GIVEN TASK =>
The listing below must be repeated word for word, with its images excluded.

Recorded data
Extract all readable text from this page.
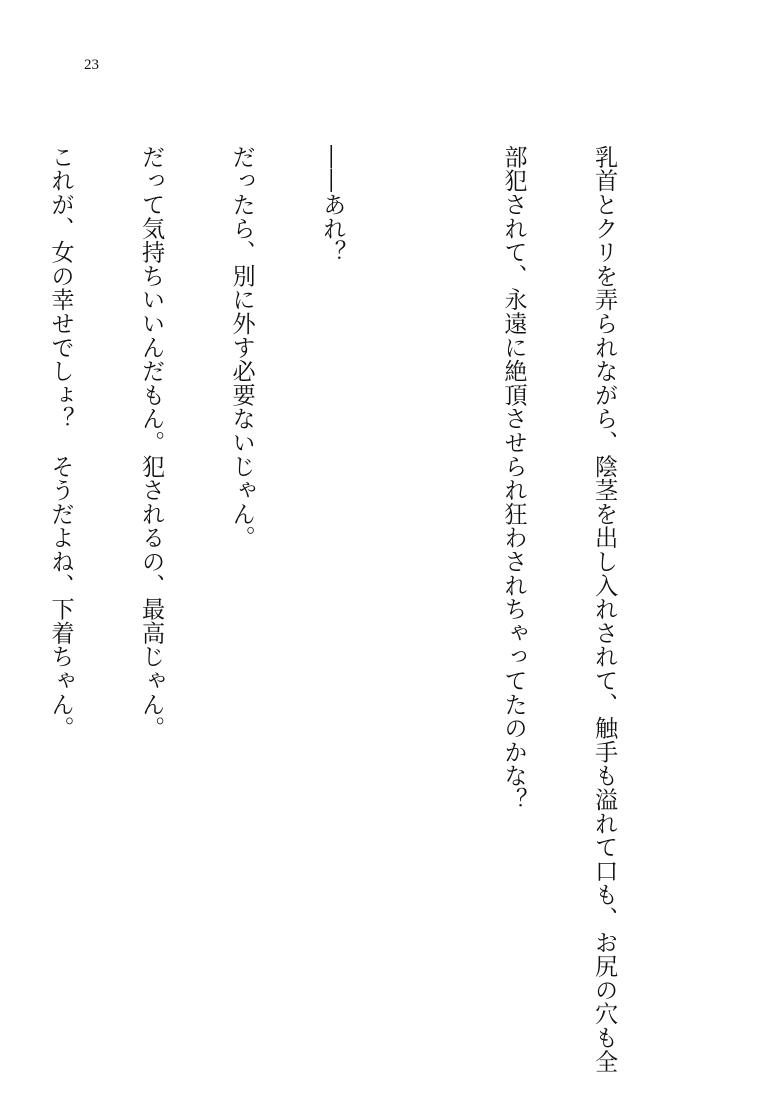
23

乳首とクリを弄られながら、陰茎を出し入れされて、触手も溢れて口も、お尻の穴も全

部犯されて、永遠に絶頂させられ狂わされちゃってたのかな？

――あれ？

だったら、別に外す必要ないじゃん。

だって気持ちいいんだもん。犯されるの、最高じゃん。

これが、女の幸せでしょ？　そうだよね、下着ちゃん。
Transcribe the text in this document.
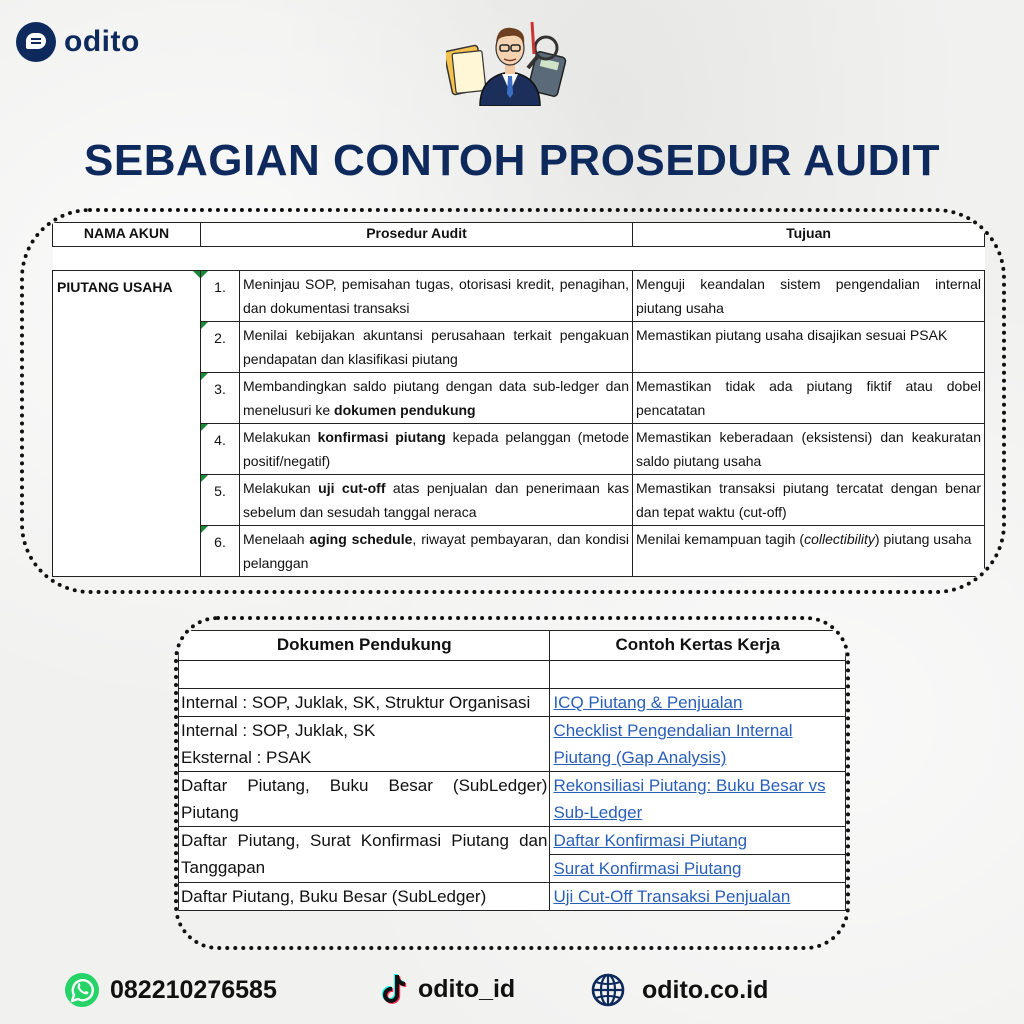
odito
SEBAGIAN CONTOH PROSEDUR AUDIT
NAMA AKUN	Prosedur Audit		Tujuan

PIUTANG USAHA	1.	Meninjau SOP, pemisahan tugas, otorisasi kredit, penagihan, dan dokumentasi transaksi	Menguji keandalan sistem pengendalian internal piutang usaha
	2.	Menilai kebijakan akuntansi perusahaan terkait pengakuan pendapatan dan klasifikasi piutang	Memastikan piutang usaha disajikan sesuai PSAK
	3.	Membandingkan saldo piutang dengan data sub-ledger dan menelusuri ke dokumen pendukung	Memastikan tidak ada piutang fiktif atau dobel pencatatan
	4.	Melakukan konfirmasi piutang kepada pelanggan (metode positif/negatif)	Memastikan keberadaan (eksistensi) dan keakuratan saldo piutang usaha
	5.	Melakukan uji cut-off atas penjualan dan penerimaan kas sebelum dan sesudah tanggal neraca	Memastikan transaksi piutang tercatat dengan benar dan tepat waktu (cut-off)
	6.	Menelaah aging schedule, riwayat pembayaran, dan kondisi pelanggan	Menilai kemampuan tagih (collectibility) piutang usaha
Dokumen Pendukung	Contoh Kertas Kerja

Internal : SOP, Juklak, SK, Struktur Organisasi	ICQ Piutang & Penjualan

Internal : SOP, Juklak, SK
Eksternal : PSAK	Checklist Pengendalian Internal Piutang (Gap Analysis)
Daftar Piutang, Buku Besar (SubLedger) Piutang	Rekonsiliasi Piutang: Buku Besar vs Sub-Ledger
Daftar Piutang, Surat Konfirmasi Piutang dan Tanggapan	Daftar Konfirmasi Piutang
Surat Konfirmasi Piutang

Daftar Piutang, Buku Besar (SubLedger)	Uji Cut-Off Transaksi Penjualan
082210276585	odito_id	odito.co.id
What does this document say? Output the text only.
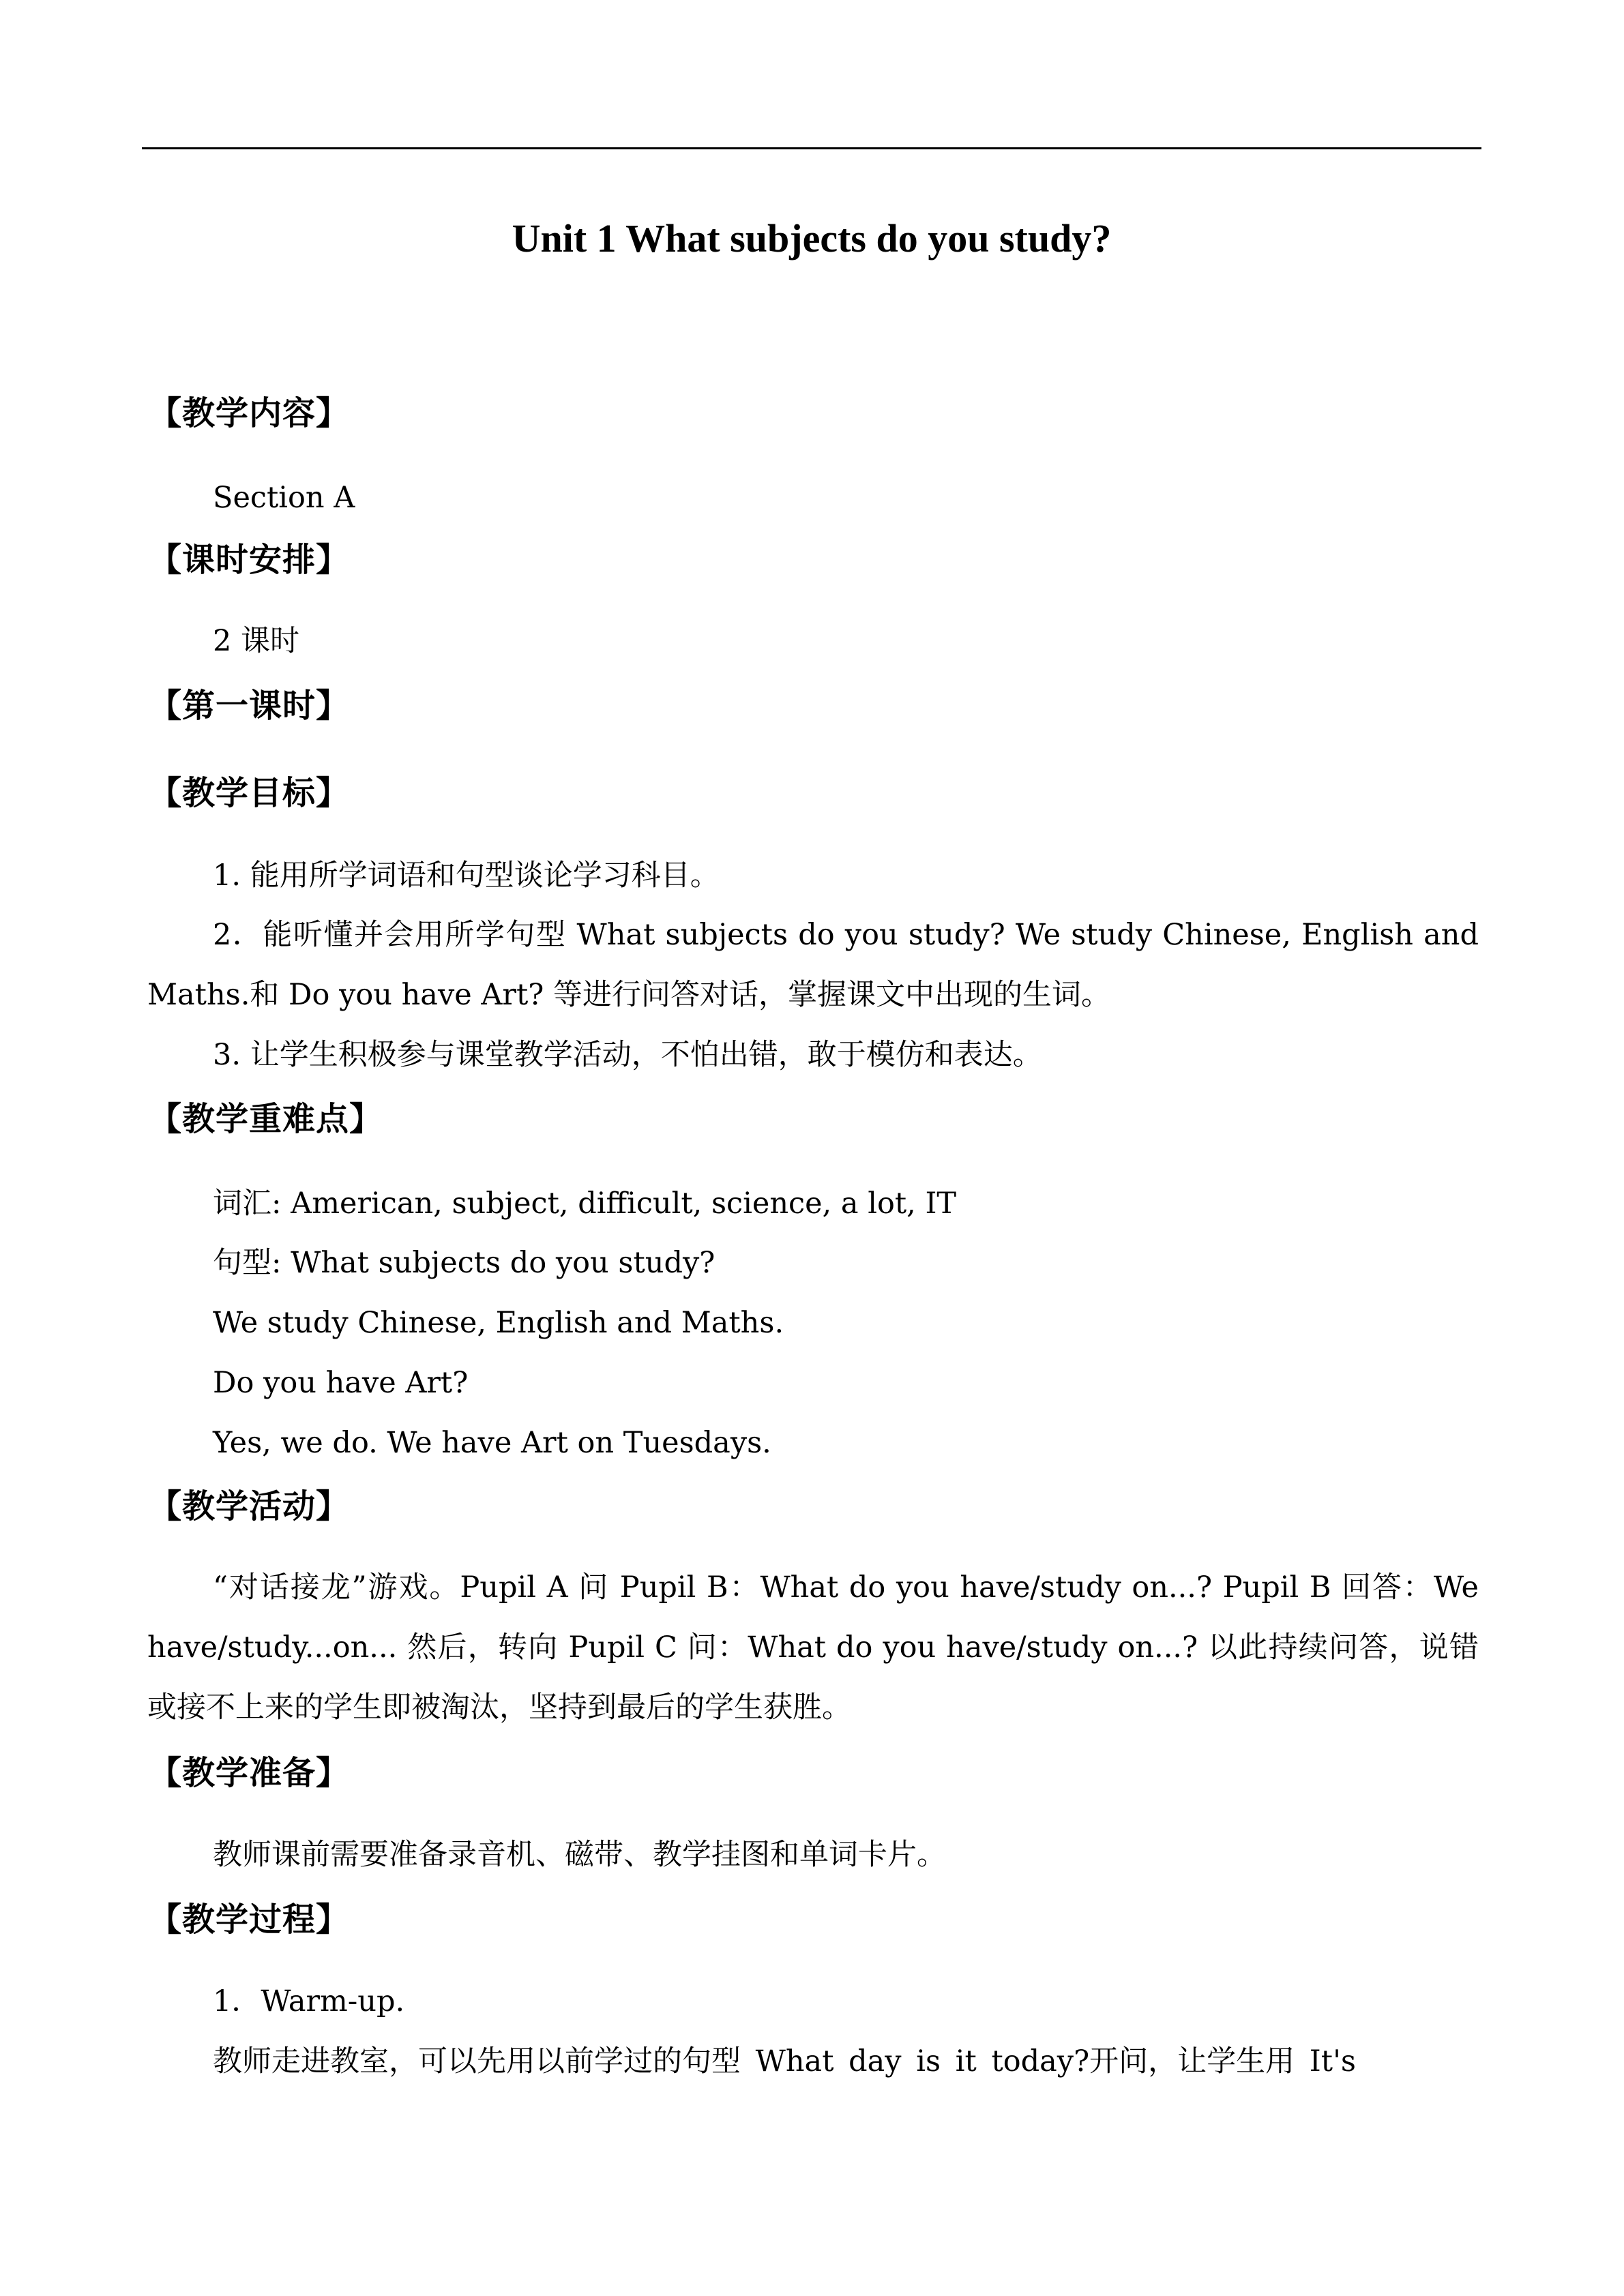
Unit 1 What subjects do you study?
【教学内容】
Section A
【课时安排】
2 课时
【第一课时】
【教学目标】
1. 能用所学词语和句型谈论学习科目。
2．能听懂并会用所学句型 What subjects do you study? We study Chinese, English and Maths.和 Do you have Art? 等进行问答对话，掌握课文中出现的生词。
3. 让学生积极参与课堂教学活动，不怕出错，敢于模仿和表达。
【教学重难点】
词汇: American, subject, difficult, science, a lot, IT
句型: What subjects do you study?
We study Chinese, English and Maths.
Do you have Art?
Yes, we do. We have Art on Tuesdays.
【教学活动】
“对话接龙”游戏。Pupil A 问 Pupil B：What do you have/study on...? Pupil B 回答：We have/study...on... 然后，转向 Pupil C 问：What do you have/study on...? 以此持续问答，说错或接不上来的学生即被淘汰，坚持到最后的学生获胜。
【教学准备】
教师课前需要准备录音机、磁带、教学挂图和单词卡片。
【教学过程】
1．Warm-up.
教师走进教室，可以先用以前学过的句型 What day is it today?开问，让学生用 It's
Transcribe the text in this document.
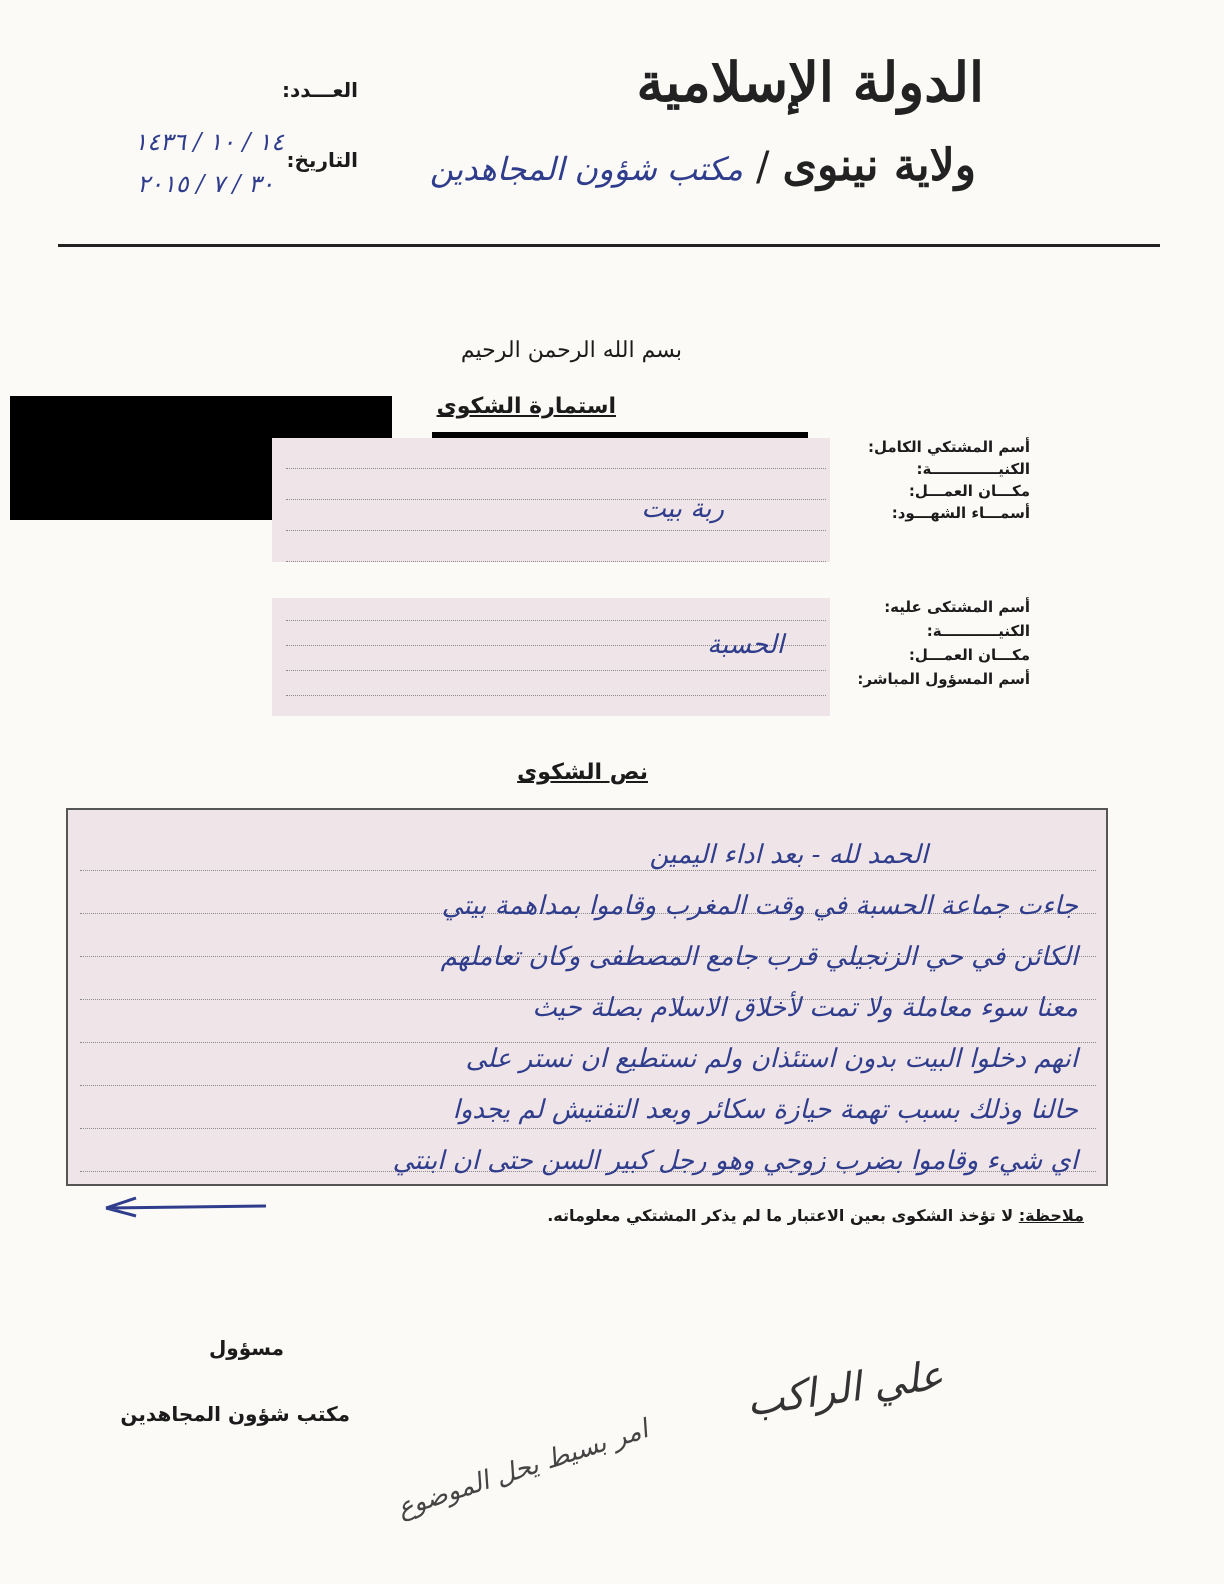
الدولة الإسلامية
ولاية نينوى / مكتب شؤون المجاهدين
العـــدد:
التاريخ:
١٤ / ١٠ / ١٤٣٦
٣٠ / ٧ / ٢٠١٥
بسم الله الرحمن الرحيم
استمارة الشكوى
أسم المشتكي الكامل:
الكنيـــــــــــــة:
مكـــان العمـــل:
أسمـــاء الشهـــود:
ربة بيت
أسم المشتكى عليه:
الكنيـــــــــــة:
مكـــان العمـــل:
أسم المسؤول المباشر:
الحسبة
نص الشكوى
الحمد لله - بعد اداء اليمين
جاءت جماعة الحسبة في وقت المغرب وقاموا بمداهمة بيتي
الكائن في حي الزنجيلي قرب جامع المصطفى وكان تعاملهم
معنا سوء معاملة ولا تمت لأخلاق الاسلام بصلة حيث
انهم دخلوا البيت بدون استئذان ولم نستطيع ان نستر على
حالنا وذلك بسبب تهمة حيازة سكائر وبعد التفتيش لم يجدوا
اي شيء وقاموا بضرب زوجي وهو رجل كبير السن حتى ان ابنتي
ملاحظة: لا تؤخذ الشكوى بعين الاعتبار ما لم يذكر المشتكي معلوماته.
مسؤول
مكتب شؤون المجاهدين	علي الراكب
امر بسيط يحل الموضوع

EXPECTED OUTPUT =>
Extract all readable text from this page.
23

乳首とクリを弄られながら、陰茎を出し入れされて、触手も溢れて口も、お尻の穴も全

部犯されて、永遠に絶頂させられ狂わされちゃってたのかな？

――あれ？

だったら、別に外す必要ないじゃん。

だって気持ちいいんだもん。犯されるの、最高じゃん。

これが、女の幸せでしょ？　そうだよね、下着ちゃん。
Transcribe the text in this document.
odito
SEBAGIAN CONTOH PROSEDUR AUDIT
NAMA AKUN	Prosedur Audit		Tujuan

PIUTANG USAHA	1.	Meninjau SOP, pemisahan tugas, otorisasi kredit, penagihan, dan dokumentasi transaksi	Menguji keandalan sistem pengendalian internal piutang usaha
	2.	Menilai kebijakan akuntansi perusahaan terkait pengakuan pendapatan dan klasifikasi piutang	Memastikan piutang usaha disajikan sesuai PSAK
	3.	Membandingkan saldo piutang dengan data sub-ledger dan menelusuri ke dokumen pendukung	Memastikan tidak ada piutang fiktif atau dobel pencatatan
	4.	Melakukan konfirmasi piutang kepada pelanggan (metode positif/negatif)	Memastikan keberadaan (eksistensi) dan keakuratan saldo piutang usaha
	5.	Melakukan uji cut-off atas penjualan dan penerimaan kas sebelum dan sesudah tanggal neraca	Memastikan transaksi piutang tercatat dengan benar dan tepat waktu (cut-off)
	6.	Menelaah aging schedule, riwayat pembayaran, dan kondisi pelanggan	Menilai kemampuan tagih (collectibility) piutang usaha
Dokumen Pendukung	Contoh Kertas Kerja

Internal : SOP, Juklak, SK, Struktur Organisasi	ICQ Piutang & Penjualan

Internal : SOP, Juklak, SK
Eksternal : PSAK	Checklist Pengendalian Internal Piutang (Gap Analysis)
Daftar Piutang, Buku Besar (SubLedger) Piutang	Rekonsiliasi Piutang: Buku Besar vs Sub-Ledger
Daftar Piutang, Surat Konfirmasi Piutang dan Tanggapan	Daftar Konfirmasi Piutang
Surat Konfirmasi Piutang

Daftar Piutang, Buku Besar (SubLedger)	Uji Cut-Off Transaksi Penjualan
082210276585	odito_id	odito.co.id
What does this document say? Output the text only.
Unit 1 What subjects do you study?
【教学内容】
Section A
【课时安排】
2 课时
【第一课时】
【教学目标】
1. 能用所学词语和句型谈论学习科目。
2．能听懂并会用所学句型 What subjects do you study? We study Chinese, English and Maths.和 Do you have Art? 等进行问答对话，掌握课文中出现的生词。
3. 让学生积极参与课堂教学活动，不怕出错，敢于模仿和表达。
【教学重难点】
词汇: American, subject, difficult, science, a lot, IT
句型: What subjects do you study?
We study Chinese, English and Maths.
Do you have Art?
Yes, we do. We have Art on Tuesdays.
【教学活动】
“对话接龙”游戏。Pupil A 问 Pupil B：What do you have/study on...? Pupil B 回答：We have/study...on... 然后，转向 Pupil C 问：What do you have/study on...? 以此持续问答，说错或接不上来的学生即被淘汰，坚持到最后的学生获胜。
【教学准备】
教师课前需要准备录音机、磁带、教学挂图和单词卡片。
【教学过程】
1．Warm-up.
教师走进教室，可以先用以前学过的句型 What day is it today?开问，让学生用 It's
Transcribe the text in this document.
الدولة الإسلامية
ولاية نينوى / مكتب شؤون المجاهدين
العـــدد:
التاريخ:
١٤ / ١٠ / ١٤٣٦
٣٠ / ٧ / ٢٠١٥
بسم الله الرحمن الرحيم
استمارة الشكوى
أسم المشتكي الكامل:
الكنيـــــــــــــة:
مكـــان العمـــل:
أسمـــاء الشهـــود:
ربة بيت
أسم المشتكى عليه:
الكنيـــــــــــة:
مكـــان العمـــل:
أسم المسؤول المباشر:
الحسبة
نص الشكوى
الحمد لله - بعد اداء اليمين
جاءت جماعة الحسبة في وقت المغرب وقاموا بمداهمة بيتي
الكائن في حي الزنجيلي قرب جامع المصطفى وكان تعاملهم
معنا سوء معاملة ولا تمت لأخلاق الاسلام بصلة حيث
انهم دخلوا البيت بدون استئذان ولم نستطيع ان نستر على
حالنا وذلك بسبب تهمة حيازة سكائر وبعد التفتيش لم يجدوا
اي شيء وقاموا بضرب زوجي وهو رجل كبير السن حتى ان ابنتي
ملاحظة: لا تؤخذ الشكوى بعين الاعتبار ما لم يذكر المشتكي معلوماته.
مسؤول
مكتب شؤون المجاهدين	علي الراكب
امر بسيط يحل الموضوع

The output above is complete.